**Aim:** Copy the lines verbatim, beginning with the line that contains "Output a JSON" and continuing through the end of the data, and only those lines.

**Record excerpts:**
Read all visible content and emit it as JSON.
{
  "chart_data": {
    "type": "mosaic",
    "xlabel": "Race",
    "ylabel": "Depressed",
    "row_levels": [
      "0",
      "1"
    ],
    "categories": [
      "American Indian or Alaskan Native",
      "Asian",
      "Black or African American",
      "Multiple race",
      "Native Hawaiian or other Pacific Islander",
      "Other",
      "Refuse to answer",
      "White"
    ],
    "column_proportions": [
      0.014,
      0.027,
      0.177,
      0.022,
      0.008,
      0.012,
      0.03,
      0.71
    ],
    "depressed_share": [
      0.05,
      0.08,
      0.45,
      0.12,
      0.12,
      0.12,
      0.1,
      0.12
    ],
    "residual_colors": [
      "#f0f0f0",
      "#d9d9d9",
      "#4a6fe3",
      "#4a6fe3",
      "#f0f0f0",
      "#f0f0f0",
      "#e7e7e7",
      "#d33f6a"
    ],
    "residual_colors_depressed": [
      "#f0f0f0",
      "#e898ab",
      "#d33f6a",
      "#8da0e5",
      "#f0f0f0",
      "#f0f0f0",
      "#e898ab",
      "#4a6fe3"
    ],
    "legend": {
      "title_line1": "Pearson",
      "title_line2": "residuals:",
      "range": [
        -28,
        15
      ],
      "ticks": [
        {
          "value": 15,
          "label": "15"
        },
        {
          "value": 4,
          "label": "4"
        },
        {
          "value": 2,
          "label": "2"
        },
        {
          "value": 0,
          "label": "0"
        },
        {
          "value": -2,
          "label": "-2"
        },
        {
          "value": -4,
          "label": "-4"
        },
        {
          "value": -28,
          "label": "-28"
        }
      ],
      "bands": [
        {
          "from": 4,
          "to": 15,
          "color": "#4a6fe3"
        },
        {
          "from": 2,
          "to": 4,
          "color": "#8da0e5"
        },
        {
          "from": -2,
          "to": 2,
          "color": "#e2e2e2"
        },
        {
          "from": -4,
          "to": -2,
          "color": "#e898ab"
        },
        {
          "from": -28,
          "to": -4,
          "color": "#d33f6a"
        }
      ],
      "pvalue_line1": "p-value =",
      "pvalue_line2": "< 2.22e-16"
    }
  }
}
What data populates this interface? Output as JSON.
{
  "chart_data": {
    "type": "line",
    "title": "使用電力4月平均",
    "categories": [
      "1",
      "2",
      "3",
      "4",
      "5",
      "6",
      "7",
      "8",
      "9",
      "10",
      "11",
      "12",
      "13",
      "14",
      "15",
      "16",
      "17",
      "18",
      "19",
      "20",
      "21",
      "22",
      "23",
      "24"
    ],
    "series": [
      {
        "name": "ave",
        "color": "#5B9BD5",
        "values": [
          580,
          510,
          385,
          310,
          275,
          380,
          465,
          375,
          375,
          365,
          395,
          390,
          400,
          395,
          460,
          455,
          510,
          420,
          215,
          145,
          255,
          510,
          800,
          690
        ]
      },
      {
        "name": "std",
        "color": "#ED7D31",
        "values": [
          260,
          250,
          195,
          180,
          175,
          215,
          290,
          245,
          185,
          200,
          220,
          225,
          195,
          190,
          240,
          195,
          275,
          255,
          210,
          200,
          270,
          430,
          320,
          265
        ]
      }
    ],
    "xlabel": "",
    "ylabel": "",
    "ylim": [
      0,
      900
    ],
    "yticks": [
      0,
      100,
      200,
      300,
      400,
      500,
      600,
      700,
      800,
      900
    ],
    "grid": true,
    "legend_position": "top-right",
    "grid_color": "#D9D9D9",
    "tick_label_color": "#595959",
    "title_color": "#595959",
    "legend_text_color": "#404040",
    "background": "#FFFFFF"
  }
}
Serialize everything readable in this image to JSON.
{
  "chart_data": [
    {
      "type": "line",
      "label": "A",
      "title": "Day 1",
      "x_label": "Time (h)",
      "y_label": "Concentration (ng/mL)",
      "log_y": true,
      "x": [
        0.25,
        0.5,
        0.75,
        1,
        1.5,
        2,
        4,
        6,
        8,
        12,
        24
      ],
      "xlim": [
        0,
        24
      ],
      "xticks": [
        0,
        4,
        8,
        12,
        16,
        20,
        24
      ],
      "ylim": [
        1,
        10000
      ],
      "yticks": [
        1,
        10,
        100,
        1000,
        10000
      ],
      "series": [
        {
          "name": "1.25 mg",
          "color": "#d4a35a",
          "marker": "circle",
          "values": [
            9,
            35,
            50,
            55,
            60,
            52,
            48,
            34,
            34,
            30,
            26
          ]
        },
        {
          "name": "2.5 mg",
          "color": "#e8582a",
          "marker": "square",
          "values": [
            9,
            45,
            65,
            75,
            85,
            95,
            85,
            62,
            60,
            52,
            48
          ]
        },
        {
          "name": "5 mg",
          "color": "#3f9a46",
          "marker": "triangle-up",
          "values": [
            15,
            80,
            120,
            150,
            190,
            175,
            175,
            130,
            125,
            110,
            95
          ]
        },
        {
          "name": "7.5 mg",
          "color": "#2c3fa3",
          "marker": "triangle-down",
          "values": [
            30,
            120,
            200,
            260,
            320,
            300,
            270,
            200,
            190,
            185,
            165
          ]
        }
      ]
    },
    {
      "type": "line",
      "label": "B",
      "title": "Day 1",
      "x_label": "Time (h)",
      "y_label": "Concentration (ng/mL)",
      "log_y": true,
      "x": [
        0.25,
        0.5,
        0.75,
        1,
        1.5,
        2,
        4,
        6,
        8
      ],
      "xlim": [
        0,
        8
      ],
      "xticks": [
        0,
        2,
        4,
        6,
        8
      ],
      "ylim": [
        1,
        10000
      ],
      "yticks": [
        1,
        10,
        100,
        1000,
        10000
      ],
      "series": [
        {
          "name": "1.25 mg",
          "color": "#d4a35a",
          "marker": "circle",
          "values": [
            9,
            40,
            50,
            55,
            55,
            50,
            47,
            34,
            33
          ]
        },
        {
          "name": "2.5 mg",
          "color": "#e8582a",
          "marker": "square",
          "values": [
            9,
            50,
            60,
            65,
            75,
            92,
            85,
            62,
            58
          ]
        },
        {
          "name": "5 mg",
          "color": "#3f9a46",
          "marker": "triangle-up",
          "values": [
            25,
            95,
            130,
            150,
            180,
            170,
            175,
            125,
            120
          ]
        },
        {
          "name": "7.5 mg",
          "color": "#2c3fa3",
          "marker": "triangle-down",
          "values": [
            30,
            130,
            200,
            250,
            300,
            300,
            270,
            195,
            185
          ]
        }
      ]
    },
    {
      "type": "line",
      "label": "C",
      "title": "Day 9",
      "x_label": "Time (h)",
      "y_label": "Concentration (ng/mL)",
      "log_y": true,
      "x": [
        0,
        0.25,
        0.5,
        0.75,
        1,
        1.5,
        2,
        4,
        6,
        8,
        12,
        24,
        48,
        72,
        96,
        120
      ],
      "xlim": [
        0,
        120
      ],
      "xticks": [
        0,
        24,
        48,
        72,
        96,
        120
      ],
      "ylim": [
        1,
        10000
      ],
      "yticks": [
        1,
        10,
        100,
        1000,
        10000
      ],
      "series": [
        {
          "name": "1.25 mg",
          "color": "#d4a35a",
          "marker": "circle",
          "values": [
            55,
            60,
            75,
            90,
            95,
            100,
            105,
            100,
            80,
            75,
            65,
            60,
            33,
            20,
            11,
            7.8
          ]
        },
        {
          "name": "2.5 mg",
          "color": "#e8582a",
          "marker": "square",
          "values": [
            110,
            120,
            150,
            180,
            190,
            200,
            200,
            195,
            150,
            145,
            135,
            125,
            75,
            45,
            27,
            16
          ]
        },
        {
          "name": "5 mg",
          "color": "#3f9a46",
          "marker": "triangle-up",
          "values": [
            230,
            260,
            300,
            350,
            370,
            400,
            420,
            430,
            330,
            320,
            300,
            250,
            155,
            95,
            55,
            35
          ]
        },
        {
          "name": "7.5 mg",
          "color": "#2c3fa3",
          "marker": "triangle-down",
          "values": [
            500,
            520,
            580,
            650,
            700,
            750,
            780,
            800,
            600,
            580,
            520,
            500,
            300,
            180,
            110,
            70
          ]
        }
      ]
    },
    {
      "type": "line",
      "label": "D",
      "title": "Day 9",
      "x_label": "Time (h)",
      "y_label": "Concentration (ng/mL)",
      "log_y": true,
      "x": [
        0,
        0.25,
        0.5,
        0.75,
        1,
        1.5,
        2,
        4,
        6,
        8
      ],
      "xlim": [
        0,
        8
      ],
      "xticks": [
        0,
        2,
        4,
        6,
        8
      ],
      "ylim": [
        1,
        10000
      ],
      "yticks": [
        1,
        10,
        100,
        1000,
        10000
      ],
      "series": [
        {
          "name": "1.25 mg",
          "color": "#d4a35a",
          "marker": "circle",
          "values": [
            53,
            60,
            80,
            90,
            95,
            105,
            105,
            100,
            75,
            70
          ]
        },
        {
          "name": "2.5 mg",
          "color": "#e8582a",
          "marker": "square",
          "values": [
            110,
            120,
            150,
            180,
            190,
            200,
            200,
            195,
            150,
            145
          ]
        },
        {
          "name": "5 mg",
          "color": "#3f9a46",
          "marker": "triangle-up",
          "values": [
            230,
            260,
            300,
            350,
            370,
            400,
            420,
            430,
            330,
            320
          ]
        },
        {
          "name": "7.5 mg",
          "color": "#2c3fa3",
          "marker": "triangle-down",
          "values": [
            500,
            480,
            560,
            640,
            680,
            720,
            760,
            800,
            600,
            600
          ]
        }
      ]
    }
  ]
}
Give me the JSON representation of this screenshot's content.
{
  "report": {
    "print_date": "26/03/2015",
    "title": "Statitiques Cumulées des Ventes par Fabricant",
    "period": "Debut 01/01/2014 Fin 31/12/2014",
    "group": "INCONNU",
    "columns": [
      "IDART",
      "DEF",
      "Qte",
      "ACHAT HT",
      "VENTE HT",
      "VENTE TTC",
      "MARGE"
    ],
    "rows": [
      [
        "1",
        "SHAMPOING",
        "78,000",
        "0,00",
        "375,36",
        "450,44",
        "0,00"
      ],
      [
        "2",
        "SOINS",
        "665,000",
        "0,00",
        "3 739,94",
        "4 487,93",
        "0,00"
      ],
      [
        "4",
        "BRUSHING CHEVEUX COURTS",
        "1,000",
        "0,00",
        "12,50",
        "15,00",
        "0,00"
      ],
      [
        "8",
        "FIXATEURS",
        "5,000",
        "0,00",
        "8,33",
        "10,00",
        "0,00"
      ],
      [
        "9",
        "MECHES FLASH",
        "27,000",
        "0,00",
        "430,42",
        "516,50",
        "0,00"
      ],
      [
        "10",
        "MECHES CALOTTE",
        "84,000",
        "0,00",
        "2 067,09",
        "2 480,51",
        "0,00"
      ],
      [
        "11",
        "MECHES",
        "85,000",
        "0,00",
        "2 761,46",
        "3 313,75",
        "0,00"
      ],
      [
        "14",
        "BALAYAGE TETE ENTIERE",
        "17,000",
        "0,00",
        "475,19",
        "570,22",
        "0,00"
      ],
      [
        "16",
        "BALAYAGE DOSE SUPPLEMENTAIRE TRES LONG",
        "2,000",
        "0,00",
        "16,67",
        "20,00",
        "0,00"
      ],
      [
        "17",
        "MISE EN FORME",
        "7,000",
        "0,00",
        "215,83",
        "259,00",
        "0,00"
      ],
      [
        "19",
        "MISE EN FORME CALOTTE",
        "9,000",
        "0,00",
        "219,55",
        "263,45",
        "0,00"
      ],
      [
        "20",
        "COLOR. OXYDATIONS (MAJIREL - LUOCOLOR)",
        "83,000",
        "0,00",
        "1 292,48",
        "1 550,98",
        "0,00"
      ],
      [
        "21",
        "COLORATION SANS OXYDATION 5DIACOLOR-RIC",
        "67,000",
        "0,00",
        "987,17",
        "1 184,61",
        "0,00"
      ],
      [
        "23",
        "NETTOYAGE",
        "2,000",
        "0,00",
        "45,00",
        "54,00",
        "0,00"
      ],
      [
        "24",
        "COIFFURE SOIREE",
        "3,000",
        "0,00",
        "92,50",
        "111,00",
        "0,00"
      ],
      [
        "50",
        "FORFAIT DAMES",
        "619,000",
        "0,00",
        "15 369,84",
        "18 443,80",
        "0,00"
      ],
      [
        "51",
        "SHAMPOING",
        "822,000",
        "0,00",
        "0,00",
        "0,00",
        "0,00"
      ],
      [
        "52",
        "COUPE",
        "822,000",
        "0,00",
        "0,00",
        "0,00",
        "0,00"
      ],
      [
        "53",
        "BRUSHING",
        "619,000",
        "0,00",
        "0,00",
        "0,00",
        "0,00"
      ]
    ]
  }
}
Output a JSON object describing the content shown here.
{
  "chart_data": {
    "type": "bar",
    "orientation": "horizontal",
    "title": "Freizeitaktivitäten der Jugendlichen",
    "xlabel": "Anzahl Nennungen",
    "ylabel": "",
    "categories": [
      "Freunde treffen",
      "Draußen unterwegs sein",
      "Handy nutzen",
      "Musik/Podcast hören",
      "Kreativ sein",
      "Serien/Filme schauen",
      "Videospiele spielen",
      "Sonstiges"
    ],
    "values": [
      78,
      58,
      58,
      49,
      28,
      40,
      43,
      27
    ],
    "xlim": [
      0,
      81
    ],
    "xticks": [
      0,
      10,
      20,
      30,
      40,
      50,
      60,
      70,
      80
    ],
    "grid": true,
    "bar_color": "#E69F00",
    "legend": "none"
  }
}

**Task answer:**
Output a JSON object describing the content shown here.
{
  "chart_data": {
    "type": "bar",
    "orientation": "horizontal",
    "title": "Freizeitaktivitäten der Jugendlichen",
    "xlabel": "Anzahl Nennungen",
    "ylabel": "",
    "categories": [
      "Freunde treffen",
      "Draußen unterwegs sein",
      "Handy nutzen",
      "Musik/Podcast hören",
      "Kreativ sein",
      "Serien/Filme schauen",
      "Videospiele spielen",
      "Sonstiges"
    ],
    "values": [
      78,
      58,
      58,
      49,
      28,
      40,
      43,
      27
    ],
    "xlim": [
      0,
      81
    ],
    "xticks": [
      0,
      10,
      20,
      30,
      40,
      50,
      60,
      70,
      80
    ],
    "grid": true,
    "bar_color": "#E69F00",
    "legend": "none"
  }
}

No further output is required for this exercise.